» **ASSIGNMENT**
Read through the listing below, and copy every line where the string "technology" appears.
━━━━━━
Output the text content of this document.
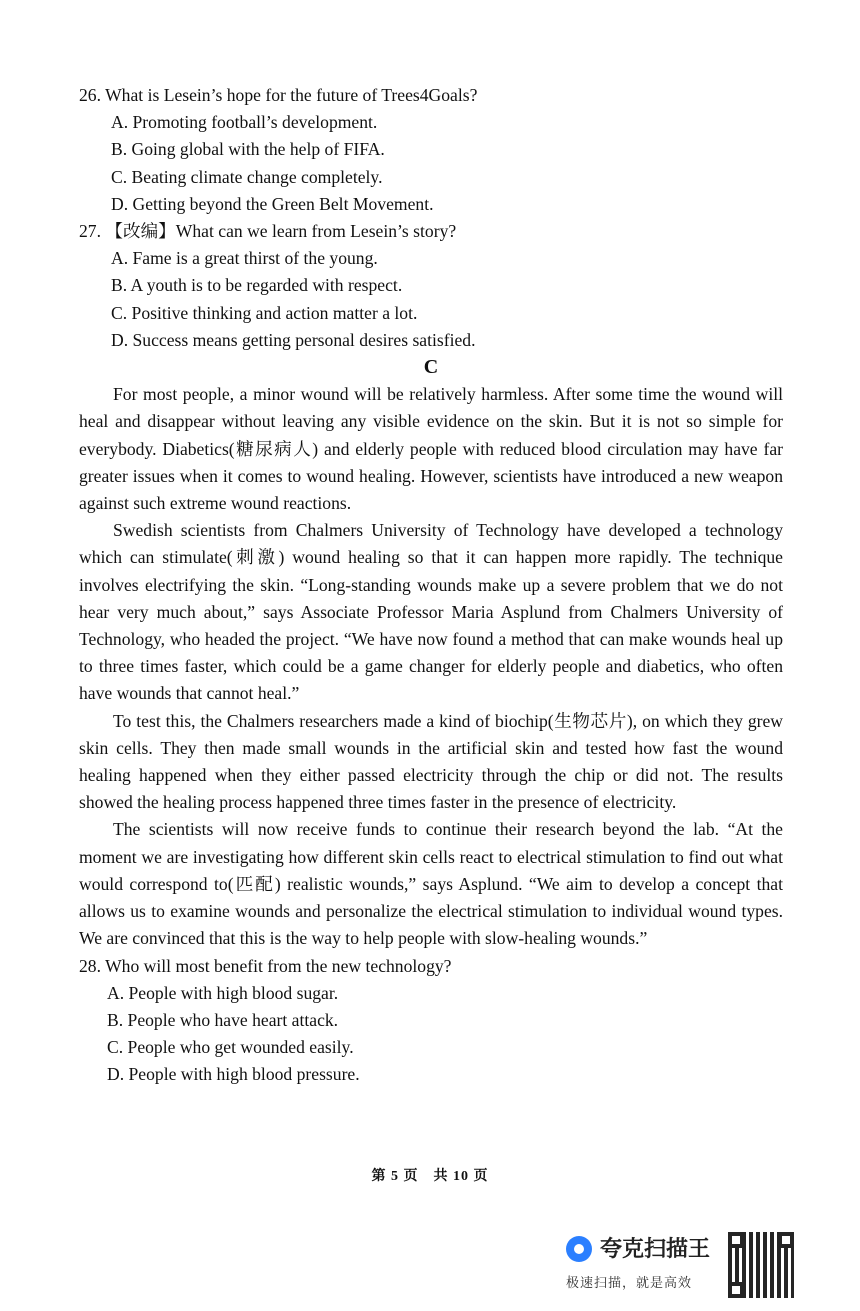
26. What is Lesein’s hope for the future of Trees4Goals?

A. Promoting football’s development.

B. Going global with the help of FIFA.

C. Beating climate change completely.

D. Getting beyond the Green Belt Movement.

27. 【改编】What can we learn from Lesein’s story?

A. Fame is a great thirst of the young.

B. A youth is to be regarded with respect.

C. Positive thinking and action matter a lot.

D. Success means getting personal desires satisfied.

C

For most people, a minor wound will be relatively harmless. After some time the wound will heal and disappear without leaving any visible evidence on the skin. But it is not so simple for everybody. Diabetics(糖尿病人) and elderly people with reduced blood circulation may have far greater issues when it comes to wound healing. However, scientists have introduced a new weapon against such extreme wound reactions.

Swedish scientists from Chalmers University of Technology have developed a technology which can stimulate(刺激) wound healing so that it can happen more rapidly. The technique involves electrifying the skin. “Long-standing wounds make up a severe problem that we do not hear very much about,” says Associate Professor Maria Asplund from Chalmers University of Technology, who headed the project. “We have now found a method that can make wounds heal up to three times faster, which could be a game changer for elderly people and diabetics, who often have wounds that cannot heal.”

To test this, the Chalmers researchers made a kind of biochip(生物芯片), on which they grew skin cells. They then made small wounds in the artificial skin and tested how fast the wound healing happened when they either passed electricity through the chip or did not. The results showed the healing process happened three times faster in the presence of electricity.

The scientists will now receive funds to continue their research beyond the lab. “At the moment we are investigating how different skin cells react to electrical stimulation to find out what would correspond to(匹配) realistic wounds,” says Asplund. “We aim to develop a concept that allows us to examine wounds and personalize the electrical stimulation to individual wound types. We are convinced that this is the way to help people with slow-healing wounds.”

28. Who will most benefit from the new technology?

A. People with high blood sugar.

B. People who have heart attack.

C. People who get wounded easily.

D. People with high blood pressure.

第 5 页　共 10 页
夸克扫描王
极速扫描，就是高效
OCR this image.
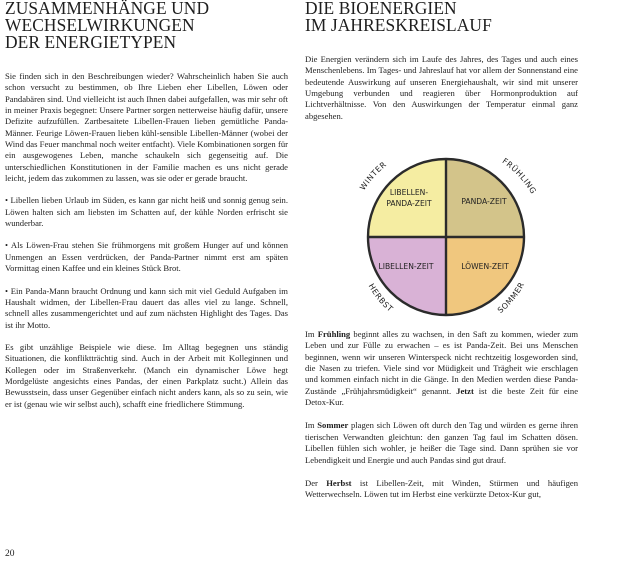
ZUSAMMENHÄNGE UND
WECHSELWIRKUNGEN
DER ENERGIETYPEN

Sie finden sich in den Beschreibungen wieder? Wahrscheinlich haben Sie auch schon versucht zu bestimmen, ob Ihre Lieben eher Libellen, Löwen oder Pandabären sind. Und vielleicht ist auch Ihnen dabei aufgefallen, was mir sehr oft in meiner Praxis begegnet: Unsere Partner sorgen netterweise häufig dafür, unsere Defizite aufzufüllen. Zartbesaitete Libellen-Frauen lieben gemütliche Panda-Männer. Feurige Löwen-Frauen lieben kühl-sensible Libellen-Männer (wobei der Wind das Feuer manchmal noch weiter entfacht). Viele Kombinationen sorgen für ein ausgewogenes Leben, manche schaukeln sich gegenseitig auf. Die unterschiedlichen Konstitutionen in der Familie machen es uns nicht gerade leicht, jedem das zukommen zu lassen, was sie oder er gerade braucht.

• Libellen lieben Urlaub im Süden, es kann gar nicht heiß und sonnig genug sein. Löwen halten sich am liebsten im Schatten auf, der kühle Norden erfrischt sie wunderbar.

• Als Löwen-Frau stehen Sie frühmorgens mit großem Hunger auf und können Unmengen an Essen verdrücken, der Panda-Partner nimmt erst am späten Vormittag einen Kaffee und ein kleines Stück Brot.

• Ein Panda-Mann braucht Ordnung und kann sich mit viel Geduld Aufgaben im Haushalt widmen, der Libellen-Frau dauert das alles viel zu lange. Schnell, schnell alles zusammengerichtet und auf zum nächsten Highlight des Tages. Das ist ihr Motto.

Es gibt unzählige Beispiele wie diese. Im Alltag begegnen uns ständig Situationen, die konfliktträchtig sind. Auch in der Arbeit mit Kolleginnen und Kollegen oder im Straßenverkehr. (Manch ein dynamischer Löwe hegt Mordgelüste angesichts eines Pandas, der einen Parkplatz sucht.) Allein das Bewusstsein, dass unser Gegenüber einfach nicht anders kann, als so zu sein, wie er ist (genau wie wir selbst auch), schafft eine friedlichere Stimmung.

20
DIE BIOENERGIEN
IM JAHRESKREISLAUF

Die Energien verändern sich im Laufe des Jahres, des Tages und auch eines Menschenlebens. Im Tages- und Jahreslauf hat vor allem der Sonnenstand eine bedeutende Auswirkung auf unseren Energiehaushalt, wir sind mit unserer Umgebung verbunden und reagieren über Hormonproduktion auf Lichtverhältnisse. Von den Auswirkungen der Temperatur einmal ganz abgesehen.

Im Frühling beginnt alles zu wachsen, in den Saft zu kommen, wieder zum Leben und zur Fülle zu erwachen – es ist Panda-Zeit. Bei uns Menschen beginnen, wenn wir unseren Winterspeck nicht rechtzeitig losgeworden sind, die Nasen zu triefen. Viele sind vor Müdigkeit und Trägheit wie erschlagen und kommen einfach nicht in die Gänge. In den Medien werden diese Panda-Zustände „Frühjahrsmüdigkeit“ genannt. Jetzt ist die beste Zeit für eine Detox-Kur.

Im Sommer plagen sich Löwen oft durch den Tag und würden es gerne ihren tierischen Verwandten gleichtun: den ganzen Tag faul im Schatten dösen. Libellen fühlen sich wohler, je heißer die Tage sind. Dann sprühen sie vor Lebendigkeit und Energie und auch Pandas sind gut drauf.

Der Herbst ist Libellen-Zeit, mit Winden, Stürmen und häufigen Wetterwechseln. Löwen tut im Herbst eine verkürzte Detox-Kur gut,

LIBELLEN-
PANDA-ZEIT	PANDA-ZEIT
LIBELLEN-ZEIT	LÖWEN-ZEIT
WINTER	FRÜHLING
HERBST	SOMMER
━━━━━━
» **OUTPUT OF THE EXERCISE**
Swedish scientists from Chalmers University of Technology have developed a technology which can stimulate(刺激) wound healing so that it can happen more rapidly. The technique involves electrifying the skin. “Long-standing wounds make up a severe problem that we do not hear very much about,” says Associate Professor Maria Asplund from Chalmers University of Technology, who headed the project. “We have now found a method that can make wounds heal up to three times faster, which could be a game changer for elderly people and diabetics, who often have wounds that cannot heal.”
28. Who will most benefit from the new technology?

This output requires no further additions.